Determine the number of lines where "vortex" occurs and reply with that number by itself.

───── GIVEN RECORDS ─────

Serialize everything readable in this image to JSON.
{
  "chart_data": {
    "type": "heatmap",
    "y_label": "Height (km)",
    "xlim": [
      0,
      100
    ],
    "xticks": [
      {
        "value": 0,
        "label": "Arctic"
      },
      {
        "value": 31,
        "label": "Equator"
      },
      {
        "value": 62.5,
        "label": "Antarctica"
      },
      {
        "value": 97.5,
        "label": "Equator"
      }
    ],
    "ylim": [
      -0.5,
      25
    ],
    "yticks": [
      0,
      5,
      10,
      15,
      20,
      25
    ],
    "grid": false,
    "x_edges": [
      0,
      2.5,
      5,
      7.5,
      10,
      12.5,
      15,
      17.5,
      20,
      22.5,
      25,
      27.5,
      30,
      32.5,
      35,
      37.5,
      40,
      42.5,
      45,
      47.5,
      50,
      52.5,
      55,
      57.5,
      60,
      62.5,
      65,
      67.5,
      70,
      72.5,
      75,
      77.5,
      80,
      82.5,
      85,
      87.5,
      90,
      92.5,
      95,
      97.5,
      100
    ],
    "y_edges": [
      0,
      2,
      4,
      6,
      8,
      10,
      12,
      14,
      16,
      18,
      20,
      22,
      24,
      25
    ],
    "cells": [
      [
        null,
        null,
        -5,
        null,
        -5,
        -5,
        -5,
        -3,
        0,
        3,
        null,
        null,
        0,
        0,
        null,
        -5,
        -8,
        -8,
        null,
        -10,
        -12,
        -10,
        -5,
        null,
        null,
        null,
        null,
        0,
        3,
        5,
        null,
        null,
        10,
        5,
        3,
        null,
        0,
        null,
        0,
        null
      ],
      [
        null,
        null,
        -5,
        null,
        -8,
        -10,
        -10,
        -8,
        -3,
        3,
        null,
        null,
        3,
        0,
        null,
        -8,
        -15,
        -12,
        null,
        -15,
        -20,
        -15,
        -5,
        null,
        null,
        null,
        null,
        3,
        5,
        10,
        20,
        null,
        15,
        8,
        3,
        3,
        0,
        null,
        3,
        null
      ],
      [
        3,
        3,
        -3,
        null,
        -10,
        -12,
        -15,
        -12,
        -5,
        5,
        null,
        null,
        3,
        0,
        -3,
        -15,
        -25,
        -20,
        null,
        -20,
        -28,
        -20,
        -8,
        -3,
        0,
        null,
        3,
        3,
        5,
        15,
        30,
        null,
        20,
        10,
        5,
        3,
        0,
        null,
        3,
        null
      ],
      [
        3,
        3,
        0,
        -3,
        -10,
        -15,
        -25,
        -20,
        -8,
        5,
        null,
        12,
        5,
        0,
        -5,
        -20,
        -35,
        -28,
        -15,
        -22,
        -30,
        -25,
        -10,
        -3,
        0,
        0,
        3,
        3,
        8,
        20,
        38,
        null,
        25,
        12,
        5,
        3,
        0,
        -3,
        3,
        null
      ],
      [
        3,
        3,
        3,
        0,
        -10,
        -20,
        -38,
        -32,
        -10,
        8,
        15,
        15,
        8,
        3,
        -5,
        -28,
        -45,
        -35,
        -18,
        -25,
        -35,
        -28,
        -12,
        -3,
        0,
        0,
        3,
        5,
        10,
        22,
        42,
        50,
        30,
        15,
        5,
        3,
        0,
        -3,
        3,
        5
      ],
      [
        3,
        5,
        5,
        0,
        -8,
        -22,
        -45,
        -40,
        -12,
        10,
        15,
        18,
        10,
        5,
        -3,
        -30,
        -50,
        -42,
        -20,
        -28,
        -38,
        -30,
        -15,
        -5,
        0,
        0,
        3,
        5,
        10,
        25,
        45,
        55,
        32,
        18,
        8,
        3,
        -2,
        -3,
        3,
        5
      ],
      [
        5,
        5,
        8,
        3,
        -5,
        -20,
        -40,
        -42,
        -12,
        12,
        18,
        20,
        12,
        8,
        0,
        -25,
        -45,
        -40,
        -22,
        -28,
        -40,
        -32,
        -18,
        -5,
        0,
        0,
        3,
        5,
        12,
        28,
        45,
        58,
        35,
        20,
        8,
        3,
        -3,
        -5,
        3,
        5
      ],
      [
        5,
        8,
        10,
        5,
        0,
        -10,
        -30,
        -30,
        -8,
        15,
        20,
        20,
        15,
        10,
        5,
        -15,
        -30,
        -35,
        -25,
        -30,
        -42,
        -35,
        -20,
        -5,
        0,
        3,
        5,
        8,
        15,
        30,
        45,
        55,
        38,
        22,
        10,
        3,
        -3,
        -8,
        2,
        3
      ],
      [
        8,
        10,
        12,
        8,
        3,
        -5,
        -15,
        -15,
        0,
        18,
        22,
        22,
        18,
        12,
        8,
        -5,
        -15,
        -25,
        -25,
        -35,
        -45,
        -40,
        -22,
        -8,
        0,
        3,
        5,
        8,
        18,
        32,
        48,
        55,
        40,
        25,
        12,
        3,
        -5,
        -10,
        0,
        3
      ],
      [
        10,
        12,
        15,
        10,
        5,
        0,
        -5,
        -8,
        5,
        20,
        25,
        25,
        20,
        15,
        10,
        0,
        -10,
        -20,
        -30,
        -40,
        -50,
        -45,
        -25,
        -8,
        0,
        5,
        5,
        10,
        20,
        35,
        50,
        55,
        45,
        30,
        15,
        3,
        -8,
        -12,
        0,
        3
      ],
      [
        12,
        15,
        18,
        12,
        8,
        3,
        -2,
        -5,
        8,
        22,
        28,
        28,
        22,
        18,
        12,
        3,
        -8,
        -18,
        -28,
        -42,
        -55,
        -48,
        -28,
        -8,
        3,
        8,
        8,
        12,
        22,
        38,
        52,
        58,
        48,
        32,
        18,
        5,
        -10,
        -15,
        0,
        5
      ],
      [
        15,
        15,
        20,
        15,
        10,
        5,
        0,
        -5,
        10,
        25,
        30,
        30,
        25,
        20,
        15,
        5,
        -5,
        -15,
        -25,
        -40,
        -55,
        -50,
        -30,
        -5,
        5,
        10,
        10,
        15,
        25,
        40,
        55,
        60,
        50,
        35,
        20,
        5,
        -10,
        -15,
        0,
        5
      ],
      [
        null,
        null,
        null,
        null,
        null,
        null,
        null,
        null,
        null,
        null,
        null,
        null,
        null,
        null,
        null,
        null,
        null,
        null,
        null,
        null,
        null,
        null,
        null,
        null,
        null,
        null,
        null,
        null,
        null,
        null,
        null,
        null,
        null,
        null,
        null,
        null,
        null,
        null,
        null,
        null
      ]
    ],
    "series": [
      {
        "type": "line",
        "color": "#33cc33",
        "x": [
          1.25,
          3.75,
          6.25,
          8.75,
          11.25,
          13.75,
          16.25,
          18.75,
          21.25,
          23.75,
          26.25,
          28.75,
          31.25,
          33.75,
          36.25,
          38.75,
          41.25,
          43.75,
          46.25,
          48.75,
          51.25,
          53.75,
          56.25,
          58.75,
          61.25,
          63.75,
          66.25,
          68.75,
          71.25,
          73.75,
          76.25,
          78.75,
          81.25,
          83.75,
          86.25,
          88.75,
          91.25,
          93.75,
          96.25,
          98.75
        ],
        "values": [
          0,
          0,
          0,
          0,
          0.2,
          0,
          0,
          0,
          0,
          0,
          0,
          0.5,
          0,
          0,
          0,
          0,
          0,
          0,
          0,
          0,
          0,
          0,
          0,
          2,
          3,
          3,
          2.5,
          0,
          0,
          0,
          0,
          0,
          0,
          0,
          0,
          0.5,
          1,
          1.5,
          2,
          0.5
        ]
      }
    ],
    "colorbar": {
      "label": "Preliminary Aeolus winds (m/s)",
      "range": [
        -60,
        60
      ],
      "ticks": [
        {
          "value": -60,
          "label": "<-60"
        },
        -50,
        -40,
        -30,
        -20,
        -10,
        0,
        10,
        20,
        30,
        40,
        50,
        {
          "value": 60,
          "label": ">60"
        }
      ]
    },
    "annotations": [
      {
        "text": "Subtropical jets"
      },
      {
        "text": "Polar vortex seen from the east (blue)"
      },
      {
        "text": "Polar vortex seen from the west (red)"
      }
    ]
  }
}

─────

TASK OUTPUT — 2